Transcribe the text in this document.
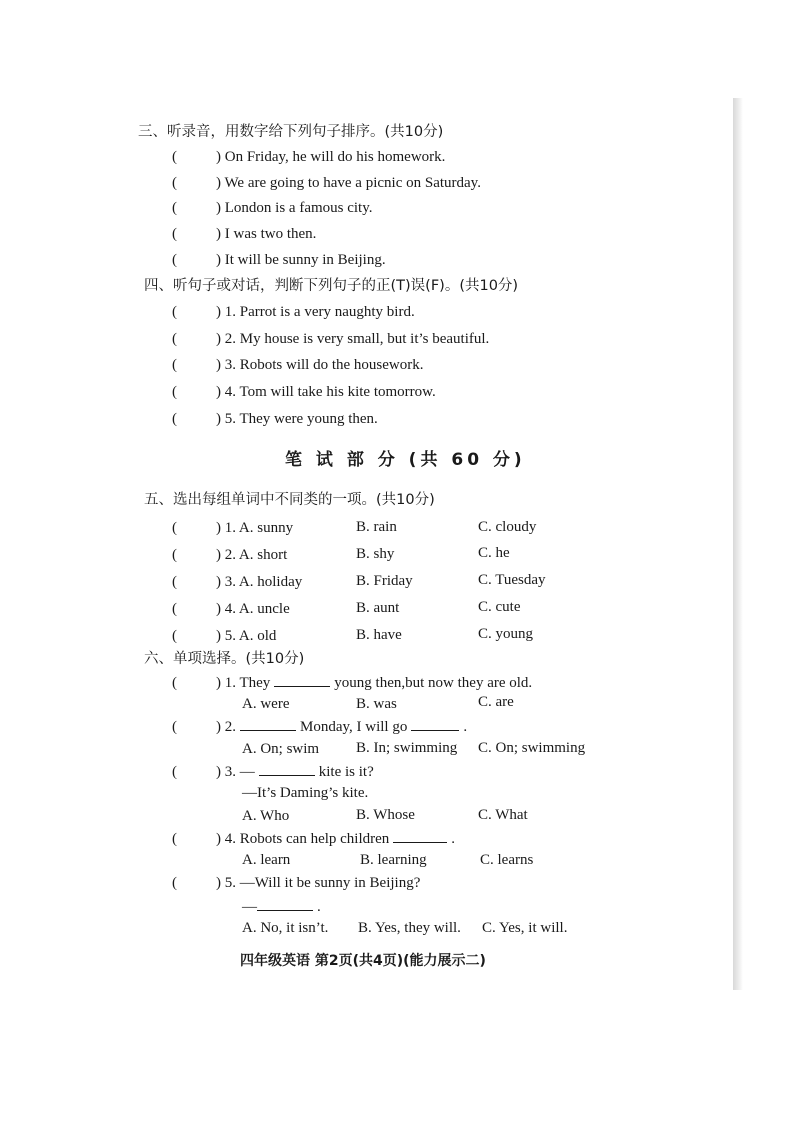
三、听录音，用数字给下列句子排序。(共10分)
(	) On Friday, he will do his homework.
(	) We are going to have a picnic on Saturday.
(	) London is a famous city.
(	) I was two then.
(	) It will be sunny in Beijing.
四、听句子或对话，判断下列句子的正(T)误(F)。(共10分)
(	) 1. Parrot is a very naughty bird.
(	) 2. My house is very small, but it’s beautiful.
(	) 3. Robots will do the housework.
(	) 4. Tom will take his kite tomorrow.
(	) 5. They were young then.
笔 试 部 分 (共 60 分)
五、选出每组单词中不同类的一项。(共10分)
(	) 1. A. sunny	B. rain	C. cloudy
(	) 2. A. short	B. shy	C. he
(	) 3. A. holiday	B. Friday	C. Tuesday
(	) 4. A. uncle	B. aunt	C. cute
(	) 5. A. old	B. have	C. young
六、单项选择。(共10分)
(	) 1. They	young then,but now they are old.
A. were	B. was	C. are
(	) 2.	Monday, I will go	.
A. On; swim B. In; swimming C. On; swimming
(	) 3. —	kite is it?
—It’s Daming’s kite.
A. Who	B. Whose	C. What
(	) 4. Robots can help children	.
A. learn	B. learning	C. learns
(	) 5. —Will it be sunny in Beijing?
—	.
A. No, it isn’t. B. Yes, they will. C. Yes, it will.
四年级英语 第2页(共4页)(能力展示二)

**Direction**
Return the material exactly as given, apart from the pictures.

**Final result**
Transcribe the text in this document.
三、听录音，用数字给下列句子排序。(共10分)
(	) On Friday, he will do his homework.
(	) We are going to have a picnic on Saturday.
(	) London is a famous city.
(	) I was two then.
(	) It will be sunny in Beijing.
四、听句子或对话，判断下列句子的正(T)误(F)。(共10分)
(	) 1. Parrot is a very naughty bird.
(	) 2. My house is very small, but it’s beautiful.
(	) 3. Robots will do the housework.
(	) 4. Tom will take his kite tomorrow.
(	) 5. They were young then.
笔 试 部 分 (共 60 分)
五、选出每组单词中不同类的一项。(共10分)
(	) 1. A. sunny	B. rain	C. cloudy
(	) 2. A. short	B. shy	C. he
(	) 3. A. holiday	B. Friday	C. Tuesday
(	) 4. A. uncle	B. aunt	C. cute
(	) 5. A. old	B. have	C. young
六、单项选择。(共10分)
(	) 1. They	young then,but now they are old.
A. were	B. was	C. are
(	) 2.	Monday, I will go	.
A. On; swim B. In; swimming C. On; swimming
(	) 3. —	kite is it?
—It’s Daming’s kite.
A. Who	B. Whose	C. What
(	) 4. Robots can help children	.
A. learn	B. learning	C. learns
(	) 5. —Will it be sunny in Beijing?
—	.
A. No, it isn’t. B. Yes, they will. C. Yes, it will.
四年级英语 第2页(共4页)(能力展示二)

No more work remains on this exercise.